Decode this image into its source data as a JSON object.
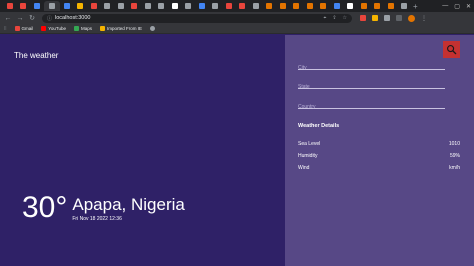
{
  "browser": {
    "url": "localhost:3000",
    "tab_colors": [
      "#e8453c",
      "#e8453c",
      "#4285f4",
      "#9aa0a6",
      "#4285f4",
      "#f5b400",
      "#e8453c",
      "#9aa0a6",
      "#9aa0a6",
      "#e8453c",
      "#9aa0a6",
      "#9aa0a6",
      "#ffffff",
      "#9aa0a6",
      "#4285f4",
      "#9aa0a6",
      "#e8453c",
      "#e8453c",
      "#9aa0a6",
      "#e37400",
      "#e37400",
      "#e37400",
      "#e37400",
      "#e37400",
      "#4285f4",
      "#ffffff",
      "#e37400",
      "#e37400",
      "#e37400",
      "#9aa0a6"
    ],
    "bookmarks": [
      {
        "label": "Gmail",
        "icon": "gmail-icon",
        "color": "#e8453c"
      },
      {
        "label": "YouTube",
        "icon": "youtube-icon",
        "color": "#ff0000"
      },
      {
        "label": "Maps",
        "icon": "maps-icon",
        "color": "#34a853"
      },
      {
        "label": "Imported From IE",
        "icon": "folder-icon",
        "color": "#f5b400"
      },
      {
        "label": "",
        "icon": "globe-icon",
        "color": "#9aa0a6"
      }
    ]
  },
  "app": {
    "brand": "The weather",
    "temperature": "30°",
    "city": "Apapa, Nigeria",
    "datetime": "Fri Nov 18 2022 12:36",
    "search_placeholders": {
      "city": "City",
      "state": "State",
      "country": "Country"
    },
    "details_title": "Weather Details",
    "details": [
      {
        "label": "Sea Level",
        "value": "1010"
      },
      {
        "label": "Humidity",
        "value": "59%"
      },
      {
        "label": "Wind",
        "value": "km/h"
      }
    ],
    "colors": {
      "main_bg": "#2f2167",
      "side_bg": "#574886",
      "search_button": "#c43131"
    }
  }
}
——
### GIVEN INSTRUCTION
Reproduce all of the data exactly; the pictures do not belong in the copy.

### RESULT OF THIS EXERCISE
Decode this image into its source data as a JSON object.
{
  "browser": {
    "url": "localhost:3000",
    "tab_colors": [
      "#e8453c",
      "#e8453c",
      "#4285f4",
      "#9aa0a6",
      "#4285f4",
      "#f5b400",
      "#e8453c",
      "#9aa0a6",
      "#9aa0a6",
      "#e8453c",
      "#9aa0a6",
      "#9aa0a6",
      "#ffffff",
      "#9aa0a6",
      "#4285f4",
      "#9aa0a6",
      "#e8453c",
      "#e8453c",
      "#9aa0a6",
      "#e37400",
      "#e37400",
      "#e37400",
      "#e37400",
      "#e37400",
      "#4285f4",
      "#ffffff",
      "#e37400",
      "#e37400",
      "#e37400",
      "#9aa0a6"
    ],
    "bookmarks": [
      {
        "label": "Gmail",
        "icon": "gmail-icon",
        "color": "#e8453c"
      },
      {
        "label": "YouTube",
        "icon": "youtube-icon",
        "color": "#ff0000"
      },
      {
        "label": "Maps",
        "icon": "maps-icon",
        "color": "#34a853"
      },
      {
        "label": "Imported From IE",
        "icon": "folder-icon",
        "color": "#f5b400"
      },
      {
        "label": "",
        "icon": "globe-icon",
        "color": "#9aa0a6"
      }
    ]
  },
  "app": {
    "brand": "The weather",
    "temperature": "30°",
    "city": "Apapa, Nigeria",
    "datetime": "Fri Nov 18 2022 12:36",
    "search_placeholders": {
      "city": "City",
      "state": "State",
      "country": "Country"
    },
    "details_title": "Weather Details",
    "details": [
      {
        "label": "Sea Level",
        "value": "1010"
      },
      {
        "label": "Humidity",
        "value": "59%"
      },
      {
        "label": "Wind",
        "value": "km/h"
      }
    ],
    "colors": {
      "main_bg": "#2f2167",
      "side_bg": "#574886",
      "search_button": "#c43131"
    }
  }
}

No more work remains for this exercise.